* **Given task**
Return all of the lines below exactly as they are.

* **Records supplied**
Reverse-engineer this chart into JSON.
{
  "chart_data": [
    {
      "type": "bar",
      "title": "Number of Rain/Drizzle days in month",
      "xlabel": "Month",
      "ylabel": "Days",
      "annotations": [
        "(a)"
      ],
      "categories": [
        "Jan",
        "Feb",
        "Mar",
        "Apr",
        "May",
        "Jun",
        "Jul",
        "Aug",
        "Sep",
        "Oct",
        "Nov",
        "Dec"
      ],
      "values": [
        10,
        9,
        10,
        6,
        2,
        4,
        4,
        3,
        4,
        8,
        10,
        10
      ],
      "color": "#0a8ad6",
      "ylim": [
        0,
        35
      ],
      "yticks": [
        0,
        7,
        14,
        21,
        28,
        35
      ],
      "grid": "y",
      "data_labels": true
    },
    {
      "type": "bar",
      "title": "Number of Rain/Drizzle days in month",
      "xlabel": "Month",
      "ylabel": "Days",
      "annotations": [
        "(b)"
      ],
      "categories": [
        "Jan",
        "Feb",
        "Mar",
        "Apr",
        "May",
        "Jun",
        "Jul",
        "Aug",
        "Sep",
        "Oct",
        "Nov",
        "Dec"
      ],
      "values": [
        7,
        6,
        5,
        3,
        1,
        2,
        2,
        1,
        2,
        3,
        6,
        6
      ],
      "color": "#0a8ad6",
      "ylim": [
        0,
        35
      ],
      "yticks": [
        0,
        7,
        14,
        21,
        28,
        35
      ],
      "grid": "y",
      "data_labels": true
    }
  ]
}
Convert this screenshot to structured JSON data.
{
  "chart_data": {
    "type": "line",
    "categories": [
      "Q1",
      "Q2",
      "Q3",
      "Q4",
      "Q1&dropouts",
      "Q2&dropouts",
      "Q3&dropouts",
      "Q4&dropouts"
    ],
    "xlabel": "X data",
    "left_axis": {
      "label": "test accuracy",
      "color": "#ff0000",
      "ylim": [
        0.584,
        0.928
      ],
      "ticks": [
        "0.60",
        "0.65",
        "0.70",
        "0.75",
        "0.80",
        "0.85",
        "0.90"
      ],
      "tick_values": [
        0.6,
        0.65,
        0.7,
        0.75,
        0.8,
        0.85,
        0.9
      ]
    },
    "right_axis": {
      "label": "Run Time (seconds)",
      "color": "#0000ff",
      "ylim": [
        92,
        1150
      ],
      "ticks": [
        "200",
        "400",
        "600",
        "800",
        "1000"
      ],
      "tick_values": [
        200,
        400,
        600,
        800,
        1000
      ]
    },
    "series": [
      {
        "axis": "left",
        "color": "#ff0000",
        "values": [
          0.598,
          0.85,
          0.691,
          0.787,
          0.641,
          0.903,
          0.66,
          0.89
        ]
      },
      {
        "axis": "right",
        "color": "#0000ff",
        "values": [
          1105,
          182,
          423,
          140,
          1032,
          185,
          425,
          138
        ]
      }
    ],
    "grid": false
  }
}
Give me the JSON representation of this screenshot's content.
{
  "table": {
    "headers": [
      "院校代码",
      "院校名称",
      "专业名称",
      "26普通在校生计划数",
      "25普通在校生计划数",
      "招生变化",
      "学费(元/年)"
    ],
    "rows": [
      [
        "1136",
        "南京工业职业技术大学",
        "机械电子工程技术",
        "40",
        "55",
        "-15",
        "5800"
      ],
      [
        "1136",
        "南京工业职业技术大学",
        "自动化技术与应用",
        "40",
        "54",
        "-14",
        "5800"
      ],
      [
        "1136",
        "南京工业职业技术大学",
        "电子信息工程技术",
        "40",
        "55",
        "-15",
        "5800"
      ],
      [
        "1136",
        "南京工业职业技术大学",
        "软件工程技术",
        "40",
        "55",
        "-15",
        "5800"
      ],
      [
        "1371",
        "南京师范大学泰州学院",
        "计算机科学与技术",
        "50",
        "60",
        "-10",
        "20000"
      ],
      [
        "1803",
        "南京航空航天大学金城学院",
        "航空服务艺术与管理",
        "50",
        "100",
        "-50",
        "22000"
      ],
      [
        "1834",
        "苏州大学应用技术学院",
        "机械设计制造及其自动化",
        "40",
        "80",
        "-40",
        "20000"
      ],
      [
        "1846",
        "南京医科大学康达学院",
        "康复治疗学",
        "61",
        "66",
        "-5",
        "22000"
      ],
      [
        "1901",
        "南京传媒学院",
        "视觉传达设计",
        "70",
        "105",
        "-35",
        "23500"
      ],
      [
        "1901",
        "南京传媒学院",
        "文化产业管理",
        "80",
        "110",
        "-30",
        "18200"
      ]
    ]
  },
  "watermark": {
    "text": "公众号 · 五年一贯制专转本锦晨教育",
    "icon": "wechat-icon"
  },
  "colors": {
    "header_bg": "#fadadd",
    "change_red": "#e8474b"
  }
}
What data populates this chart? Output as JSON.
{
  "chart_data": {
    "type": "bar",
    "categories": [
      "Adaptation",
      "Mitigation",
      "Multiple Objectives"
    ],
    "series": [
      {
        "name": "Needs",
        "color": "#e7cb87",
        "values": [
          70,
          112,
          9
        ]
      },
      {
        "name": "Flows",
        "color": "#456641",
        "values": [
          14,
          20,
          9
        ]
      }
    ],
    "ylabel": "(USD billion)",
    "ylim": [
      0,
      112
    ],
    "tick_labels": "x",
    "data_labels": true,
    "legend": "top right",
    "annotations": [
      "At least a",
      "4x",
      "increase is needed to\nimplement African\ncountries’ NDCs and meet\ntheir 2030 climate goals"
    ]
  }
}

* **The answer**
Reverse-engineer this chart into JSON.
{
  "chart_data": [
    {
      "type": "bar",
      "title": "Number of Rain/Drizzle days in month",
      "xlabel": "Month",
      "ylabel": "Days",
      "annotations": [
        "(a)"
      ],
      "categories": [
        "Jan",
        "Feb",
        "Mar",
        "Apr",
        "May",
        "Jun",
        "Jul",
        "Aug",
        "Sep",
        "Oct",
        "Nov",
        "Dec"
      ],
      "values": [
        10,
        9,
        10,
        6,
        2,
        4,
        4,
        3,
        4,
        8,
        10,
        10
      ],
      "color": "#0a8ad6",
      "ylim": [
        0,
        35
      ],
      "yticks": [
        0,
        7,
        14,
        21,
        28,
        35
      ],
      "grid": "y",
      "data_labels": true
    },
    {
      "type": "bar",
      "title": "Number of Rain/Drizzle days in month",
      "xlabel": "Month",
      "ylabel": "Days",
      "annotations": [
        "(b)"
      ],
      "categories": [
        "Jan",
        "Feb",
        "Mar",
        "Apr",
        "May",
        "Jun",
        "Jul",
        "Aug",
        "Sep",
        "Oct",
        "Nov",
        "Dec"
      ],
      "values": [
        7,
        6,
        5,
        3,
        1,
        2,
        2,
        1,
        2,
        3,
        6,
        6
      ],
      "color": "#0a8ad6",
      "ylim": [
        0,
        35
      ],
      "yticks": [
        0,
        7,
        14,
        21,
        28,
        35
      ],
      "grid": "y",
      "data_labels": true
    }
  ]
}
Convert this screenshot to structured JSON data.
{
  "chart_data": {
    "type": "line",
    "categories": [
      "Q1",
      "Q2",
      "Q3",
      "Q4",
      "Q1&dropouts",
      "Q2&dropouts",
      "Q3&dropouts",
      "Q4&dropouts"
    ],
    "xlabel": "X data",
    "left_axis": {
      "label": "test accuracy",
      "color": "#ff0000",
      "ylim": [
        0.584,
        0.928
      ],
      "ticks": [
        "0.60",
        "0.65",
        "0.70",
        "0.75",
        "0.80",
        "0.85",
        "0.90"
      ],
      "tick_values": [
        0.6,
        0.65,
        0.7,
        0.75,
        0.8,
        0.85,
        0.9
      ]
    },
    "right_axis": {
      "label": "Run Time (seconds)",
      "color": "#0000ff",
      "ylim": [
        92,
        1150
      ],
      "ticks": [
        "200",
        "400",
        "600",
        "800",
        "1000"
      ],
      "tick_values": [
        200,
        400,
        600,
        800,
        1000
      ]
    },
    "series": [
      {
        "axis": "left",
        "color": "#ff0000",
        "values": [
          0.598,
          0.85,
          0.691,
          0.787,
          0.641,
          0.903,
          0.66,
          0.89
        ]
      },
      {
        "axis": "right",
        "color": "#0000ff",
        "values": [
          1105,
          182,
          423,
          140,
          1032,
          185,
          425,
          138
        ]
      }
    ],
    "grid": false
  }
}
Give me the JSON representation of this screenshot's content.
{
  "table": {
    "headers": [
      "院校代码",
      "院校名称",
      "专业名称",
      "26普通在校生计划数",
      "25普通在校生计划数",
      "招生变化",
      "学费(元/年)"
    ],
    "rows": [
      [
        "1136",
        "南京工业职业技术大学",
        "机械电子工程技术",
        "40",
        "55",
        "-15",
        "5800"
      ],
      [
        "1136",
        "南京工业职业技术大学",
        "自动化技术与应用",
        "40",
        "54",
        "-14",
        "5800"
      ],
      [
        "1136",
        "南京工业职业技术大学",
        "电子信息工程技术",
        "40",
        "55",
        "-15",
        "5800"
      ],
      [
        "1136",
        "南京工业职业技术大学",
        "软件工程技术",
        "40",
        "55",
        "-15",
        "5800"
      ],
      [
        "1371",
        "南京师范大学泰州学院",
        "计算机科学与技术",
        "50",
        "60",
        "-10",
        "20000"
      ],
      [
        "1803",
        "南京航空航天大学金城学院",
        "航空服务艺术与管理",
        "50",
        "100",
        "-50",
        "22000"
      ],
      [
        "1834",
        "苏州大学应用技术学院",
        "机械设计制造及其自动化",
        "40",
        "80",
        "-40",
        "20000"
      ],
      [
        "1846",
        "南京医科大学康达学院",
        "康复治疗学",
        "61",
        "66",
        "-5",
        "22000"
      ],
      [
        "1901",
        "南京传媒学院",
        "视觉传达设计",
        "70",
        "105",
        "-35",
        "23500"
      ],
      [
        "1901",
        "南京传媒学院",
        "文化产业管理",
        "80",
        "110",
        "-30",
        "18200"
      ]
    ]
  },
  "watermark": {
    "text": "公众号 · 五年一贯制专转本锦晨教育",
    "icon": "wechat-icon"
  },
  "colors": {
    "header_bg": "#fadadd",
    "change_red": "#e8474b"
  }
}
What data populates this chart? Output as JSON.
{
  "chart_data": {
    "type": "bar",
    "categories": [
      "Adaptation",
      "Mitigation",
      "Multiple Objectives"
    ],
    "series": [
      {
        "name": "Needs",
        "color": "#e7cb87",
        "values": [
          70,
          112,
          9
        ]
      },
      {
        "name": "Flows",
        "color": "#456641",
        "values": [
          14,
          20,
          9
        ]
      }
    ],
    "ylabel": "(USD billion)",
    "ylim": [
      0,
      112
    ],
    "tick_labels": "x",
    "data_labels": true,
    "legend": "top right",
    "annotations": [
      "At least a",
      "4x",
      "increase is needed to\nimplement African\ncountries’ NDCs and meet\ntheir 2030 climate goals"
    ]
  }
}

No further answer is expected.